Give the listing again exactly, omitting its images.

Records provided ->
-- Start --

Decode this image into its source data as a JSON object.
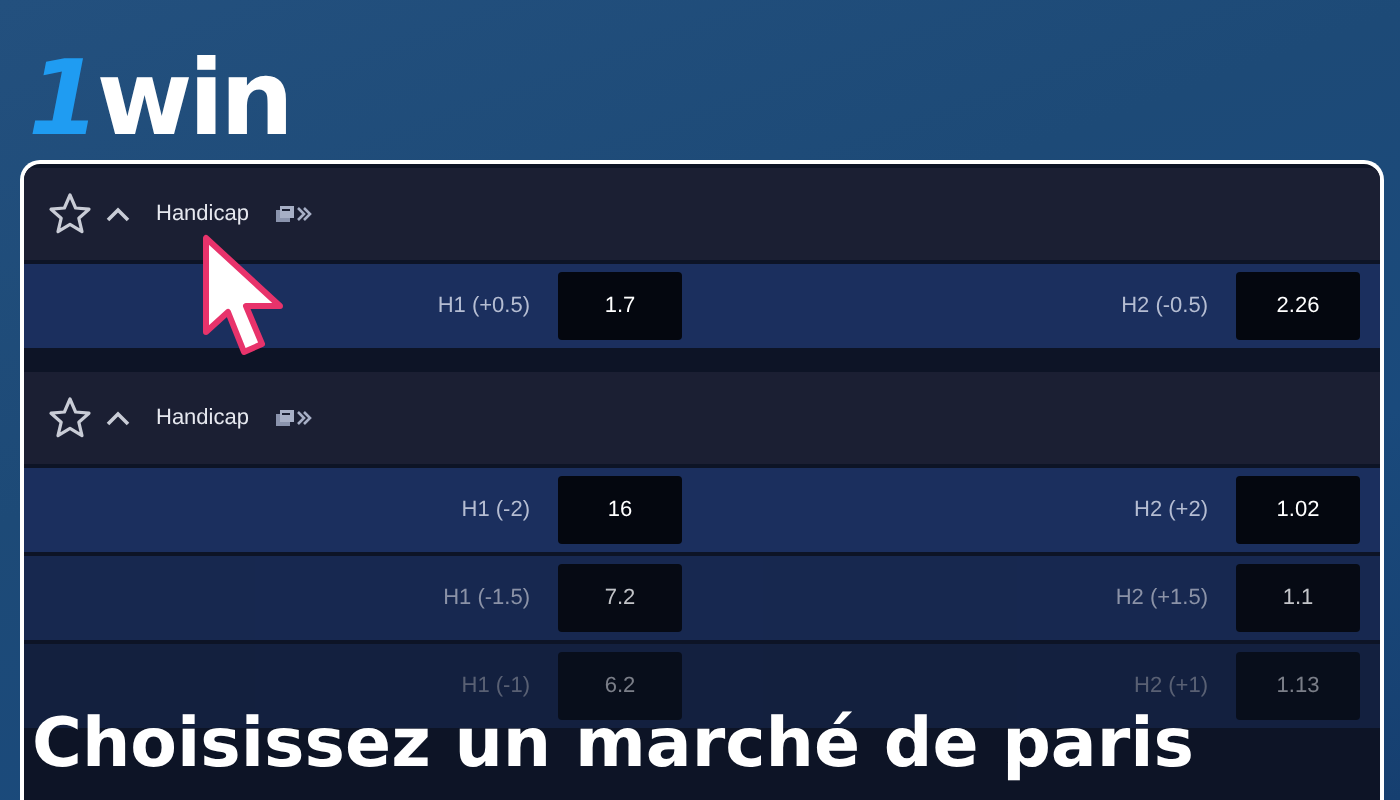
{
  "logo": {
    "mark": "1",
    "text": "win"
  },
  "markets": [
    {
      "title": "Handicap",
      "favorite": false,
      "expanded": true,
      "rows": [
        {
          "left_label": "H1 (+0.5)",
          "left_odds": "1.7",
          "right_label": "H2 (-0.5)",
          "right_odds": "2.26"
        }
      ]
    },
    {
      "title": "Handicap",
      "favorite": false,
      "expanded": true,
      "rows": [
        {
          "left_label": "H1 (-2)",
          "left_odds": "16",
          "right_label": "H2 (+2)",
          "right_odds": "1.02"
        },
        {
          "left_label": "H1 (-1.5)",
          "left_odds": "7.2",
          "right_label": "H2 (+1.5)",
          "right_odds": "1.1"
        },
        {
          "left_label": "H1 (-1)",
          "left_odds": "6.2",
          "right_label": "H2 (+1)",
          "right_odds": "1.13"
        }
      ]
    }
  ],
  "caption": "Choisissez un marché de paris"
}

-- End --

Output for this task ->
Decode this image into its source data as a JSON object.
{
  "logo": {
    "mark": "1",
    "text": "win"
  },
  "markets": [
    {
      "title": "Handicap",
      "favorite": false,
      "expanded": true,
      "rows": [
        {
          "left_label": "H1 (+0.5)",
          "left_odds": "1.7",
          "right_label": "H2 (-0.5)",
          "right_odds": "2.26"
        }
      ]
    },
    {
      "title": "Handicap",
      "favorite": false,
      "expanded": true,
      "rows": [
        {
          "left_label": "H1 (-2)",
          "left_odds": "16",
          "right_label": "H2 (+2)",
          "right_odds": "1.02"
        },
        {
          "left_label": "H1 (-1.5)",
          "left_odds": "7.2",
          "right_label": "H2 (+1.5)",
          "right_odds": "1.1"
        },
        {
          "left_label": "H1 (-1)",
          "left_odds": "6.2",
          "right_label": "H2 (+1)",
          "right_odds": "1.13"
        }
      ]
    }
  ],
  "caption": "Choisissez un marché de paris"
}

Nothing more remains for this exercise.